Exercise task — Look for "from" in the listing below. Gather each line that contains it.
━━ Working data ━━
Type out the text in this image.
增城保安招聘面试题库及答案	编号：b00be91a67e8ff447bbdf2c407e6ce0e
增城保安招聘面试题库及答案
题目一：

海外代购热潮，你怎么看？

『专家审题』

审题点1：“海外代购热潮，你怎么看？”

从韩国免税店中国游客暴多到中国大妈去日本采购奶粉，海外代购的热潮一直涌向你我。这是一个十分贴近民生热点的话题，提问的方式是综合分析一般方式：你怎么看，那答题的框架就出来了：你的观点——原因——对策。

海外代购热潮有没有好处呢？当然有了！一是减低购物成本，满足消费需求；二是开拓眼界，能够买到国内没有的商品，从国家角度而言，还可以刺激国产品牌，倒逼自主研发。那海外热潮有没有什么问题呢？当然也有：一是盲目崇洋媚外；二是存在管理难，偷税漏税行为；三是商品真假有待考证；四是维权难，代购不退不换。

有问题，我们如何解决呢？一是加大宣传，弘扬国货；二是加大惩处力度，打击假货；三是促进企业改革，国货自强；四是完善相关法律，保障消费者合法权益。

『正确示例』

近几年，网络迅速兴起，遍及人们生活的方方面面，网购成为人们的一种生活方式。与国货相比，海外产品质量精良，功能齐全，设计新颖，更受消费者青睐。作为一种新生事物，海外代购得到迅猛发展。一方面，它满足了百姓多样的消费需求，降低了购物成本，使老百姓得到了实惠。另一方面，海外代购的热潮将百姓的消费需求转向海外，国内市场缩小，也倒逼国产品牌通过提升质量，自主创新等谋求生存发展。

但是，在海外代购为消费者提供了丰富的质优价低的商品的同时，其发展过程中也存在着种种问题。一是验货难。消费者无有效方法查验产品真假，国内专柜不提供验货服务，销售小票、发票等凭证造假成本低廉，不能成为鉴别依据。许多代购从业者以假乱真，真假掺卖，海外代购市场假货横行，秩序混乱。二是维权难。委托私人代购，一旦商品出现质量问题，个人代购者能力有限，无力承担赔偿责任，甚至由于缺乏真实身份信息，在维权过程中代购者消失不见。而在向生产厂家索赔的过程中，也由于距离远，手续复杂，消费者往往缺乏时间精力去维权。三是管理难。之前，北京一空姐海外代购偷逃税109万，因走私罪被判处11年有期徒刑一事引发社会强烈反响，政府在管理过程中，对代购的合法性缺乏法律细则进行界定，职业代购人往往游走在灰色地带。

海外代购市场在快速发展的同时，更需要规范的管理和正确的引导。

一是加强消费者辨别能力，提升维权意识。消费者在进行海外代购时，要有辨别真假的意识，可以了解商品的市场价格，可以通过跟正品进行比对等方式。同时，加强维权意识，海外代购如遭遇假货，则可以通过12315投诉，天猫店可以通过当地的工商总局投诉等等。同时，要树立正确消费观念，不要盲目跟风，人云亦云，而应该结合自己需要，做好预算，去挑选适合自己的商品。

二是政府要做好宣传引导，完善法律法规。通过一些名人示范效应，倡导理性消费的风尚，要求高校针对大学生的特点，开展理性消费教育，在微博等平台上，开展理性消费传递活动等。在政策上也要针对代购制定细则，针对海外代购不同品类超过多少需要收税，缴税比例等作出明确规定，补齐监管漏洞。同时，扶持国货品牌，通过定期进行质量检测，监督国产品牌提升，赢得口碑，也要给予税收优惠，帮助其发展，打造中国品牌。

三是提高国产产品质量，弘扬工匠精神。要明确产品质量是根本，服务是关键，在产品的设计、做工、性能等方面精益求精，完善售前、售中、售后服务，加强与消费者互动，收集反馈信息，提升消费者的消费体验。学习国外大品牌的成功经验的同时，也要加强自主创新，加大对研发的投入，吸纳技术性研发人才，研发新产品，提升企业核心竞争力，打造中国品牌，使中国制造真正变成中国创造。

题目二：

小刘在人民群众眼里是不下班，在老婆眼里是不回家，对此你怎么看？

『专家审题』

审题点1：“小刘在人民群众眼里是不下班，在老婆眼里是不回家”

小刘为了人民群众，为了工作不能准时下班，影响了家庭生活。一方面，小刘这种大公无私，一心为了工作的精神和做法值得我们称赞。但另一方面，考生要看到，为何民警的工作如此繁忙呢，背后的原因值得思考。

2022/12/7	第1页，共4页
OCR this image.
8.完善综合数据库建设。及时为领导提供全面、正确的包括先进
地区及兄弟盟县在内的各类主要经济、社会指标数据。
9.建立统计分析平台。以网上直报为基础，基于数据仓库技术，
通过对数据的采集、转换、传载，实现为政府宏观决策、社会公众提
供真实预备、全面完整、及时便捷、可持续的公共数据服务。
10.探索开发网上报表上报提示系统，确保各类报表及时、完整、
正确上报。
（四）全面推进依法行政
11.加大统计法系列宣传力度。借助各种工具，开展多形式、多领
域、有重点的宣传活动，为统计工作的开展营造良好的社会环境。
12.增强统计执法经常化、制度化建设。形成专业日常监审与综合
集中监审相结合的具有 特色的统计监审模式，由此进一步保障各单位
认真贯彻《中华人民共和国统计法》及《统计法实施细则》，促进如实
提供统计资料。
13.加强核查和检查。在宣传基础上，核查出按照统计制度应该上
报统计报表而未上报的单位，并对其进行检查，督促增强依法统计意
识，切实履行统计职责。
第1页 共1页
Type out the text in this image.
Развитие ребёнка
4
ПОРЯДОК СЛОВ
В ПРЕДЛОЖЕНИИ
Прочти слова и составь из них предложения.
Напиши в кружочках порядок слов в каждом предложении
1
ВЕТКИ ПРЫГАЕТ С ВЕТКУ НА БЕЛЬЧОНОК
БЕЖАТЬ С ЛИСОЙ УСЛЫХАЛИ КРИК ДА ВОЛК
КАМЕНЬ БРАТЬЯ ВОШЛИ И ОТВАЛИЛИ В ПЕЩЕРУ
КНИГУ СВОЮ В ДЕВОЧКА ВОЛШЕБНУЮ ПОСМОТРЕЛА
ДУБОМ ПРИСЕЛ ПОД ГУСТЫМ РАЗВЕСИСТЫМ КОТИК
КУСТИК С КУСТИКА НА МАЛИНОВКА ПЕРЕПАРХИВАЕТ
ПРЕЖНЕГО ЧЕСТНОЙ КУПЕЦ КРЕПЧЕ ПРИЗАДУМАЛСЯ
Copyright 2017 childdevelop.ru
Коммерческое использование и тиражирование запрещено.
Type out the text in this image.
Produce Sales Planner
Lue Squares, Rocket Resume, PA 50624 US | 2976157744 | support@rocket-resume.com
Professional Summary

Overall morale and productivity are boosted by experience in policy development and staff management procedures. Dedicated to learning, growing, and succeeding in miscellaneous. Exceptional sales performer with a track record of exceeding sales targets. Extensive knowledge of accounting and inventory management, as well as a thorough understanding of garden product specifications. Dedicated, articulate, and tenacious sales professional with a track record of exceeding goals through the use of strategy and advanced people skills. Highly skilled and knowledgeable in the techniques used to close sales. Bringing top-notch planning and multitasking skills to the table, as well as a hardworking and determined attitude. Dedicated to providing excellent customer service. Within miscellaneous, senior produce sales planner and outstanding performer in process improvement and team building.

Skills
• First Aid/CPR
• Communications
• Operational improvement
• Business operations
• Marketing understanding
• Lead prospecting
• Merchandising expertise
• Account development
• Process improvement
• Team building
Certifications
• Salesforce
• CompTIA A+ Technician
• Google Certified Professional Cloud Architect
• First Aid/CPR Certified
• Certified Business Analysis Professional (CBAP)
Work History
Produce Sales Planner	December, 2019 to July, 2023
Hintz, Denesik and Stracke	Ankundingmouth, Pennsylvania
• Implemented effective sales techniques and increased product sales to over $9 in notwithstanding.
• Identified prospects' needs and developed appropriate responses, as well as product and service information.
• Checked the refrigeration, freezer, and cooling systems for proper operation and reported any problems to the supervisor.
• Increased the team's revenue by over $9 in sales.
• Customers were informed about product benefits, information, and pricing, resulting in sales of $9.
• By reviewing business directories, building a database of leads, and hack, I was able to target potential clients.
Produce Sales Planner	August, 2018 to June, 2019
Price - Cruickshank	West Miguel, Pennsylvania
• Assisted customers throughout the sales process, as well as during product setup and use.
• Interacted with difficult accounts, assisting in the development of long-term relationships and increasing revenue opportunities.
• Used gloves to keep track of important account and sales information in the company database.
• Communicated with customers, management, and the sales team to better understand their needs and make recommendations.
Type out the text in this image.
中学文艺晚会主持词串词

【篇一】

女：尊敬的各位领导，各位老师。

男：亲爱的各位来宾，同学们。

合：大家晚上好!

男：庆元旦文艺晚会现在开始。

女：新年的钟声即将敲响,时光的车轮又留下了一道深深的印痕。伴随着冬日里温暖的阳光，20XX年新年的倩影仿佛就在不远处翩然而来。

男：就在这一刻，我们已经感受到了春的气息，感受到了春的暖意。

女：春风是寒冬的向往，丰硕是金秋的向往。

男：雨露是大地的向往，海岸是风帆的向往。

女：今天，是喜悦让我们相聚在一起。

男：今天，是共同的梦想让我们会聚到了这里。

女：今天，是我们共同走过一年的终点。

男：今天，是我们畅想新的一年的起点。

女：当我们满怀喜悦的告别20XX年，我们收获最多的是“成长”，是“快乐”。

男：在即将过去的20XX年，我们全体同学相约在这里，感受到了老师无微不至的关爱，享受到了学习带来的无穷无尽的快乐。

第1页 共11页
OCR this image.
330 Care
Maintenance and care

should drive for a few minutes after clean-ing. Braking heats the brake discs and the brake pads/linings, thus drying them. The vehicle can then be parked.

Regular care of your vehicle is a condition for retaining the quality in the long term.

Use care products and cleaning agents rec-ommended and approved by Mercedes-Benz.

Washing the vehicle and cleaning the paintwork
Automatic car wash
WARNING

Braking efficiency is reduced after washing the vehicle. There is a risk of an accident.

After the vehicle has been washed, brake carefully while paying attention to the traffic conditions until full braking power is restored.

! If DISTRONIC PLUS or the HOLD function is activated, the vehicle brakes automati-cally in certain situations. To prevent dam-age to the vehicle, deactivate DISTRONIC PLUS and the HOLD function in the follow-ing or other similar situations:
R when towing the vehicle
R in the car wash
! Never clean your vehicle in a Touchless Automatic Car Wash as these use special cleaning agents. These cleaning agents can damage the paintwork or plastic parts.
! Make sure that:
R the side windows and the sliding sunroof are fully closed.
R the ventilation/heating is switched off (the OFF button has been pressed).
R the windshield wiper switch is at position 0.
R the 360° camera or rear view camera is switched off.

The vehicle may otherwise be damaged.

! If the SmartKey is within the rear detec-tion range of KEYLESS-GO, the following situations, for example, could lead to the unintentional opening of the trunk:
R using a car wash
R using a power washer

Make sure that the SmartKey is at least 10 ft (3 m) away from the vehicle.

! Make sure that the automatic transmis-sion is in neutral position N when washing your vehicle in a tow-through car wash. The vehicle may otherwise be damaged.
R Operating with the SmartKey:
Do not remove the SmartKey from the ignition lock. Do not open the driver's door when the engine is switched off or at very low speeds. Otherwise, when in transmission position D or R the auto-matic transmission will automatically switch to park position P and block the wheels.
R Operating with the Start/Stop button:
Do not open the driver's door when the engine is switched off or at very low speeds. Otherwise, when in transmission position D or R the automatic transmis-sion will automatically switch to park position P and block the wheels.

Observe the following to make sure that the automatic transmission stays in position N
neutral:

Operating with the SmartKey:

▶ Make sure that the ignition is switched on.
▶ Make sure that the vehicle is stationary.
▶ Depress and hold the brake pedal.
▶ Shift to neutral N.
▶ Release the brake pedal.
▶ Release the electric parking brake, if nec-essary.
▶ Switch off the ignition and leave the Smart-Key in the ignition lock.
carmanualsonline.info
━━━
Solution to this exercise —
Make sure that the SmartKey is at least 10 ft (3 m) away from the vehicle.
Do not remove the SmartKey from the ignition lock. Do not open the driver's door when the engine is switched off or at very low speeds. Otherwise, when in transmission position D or R the auto-matic transmission will automatically switch to park position P and block the wheels.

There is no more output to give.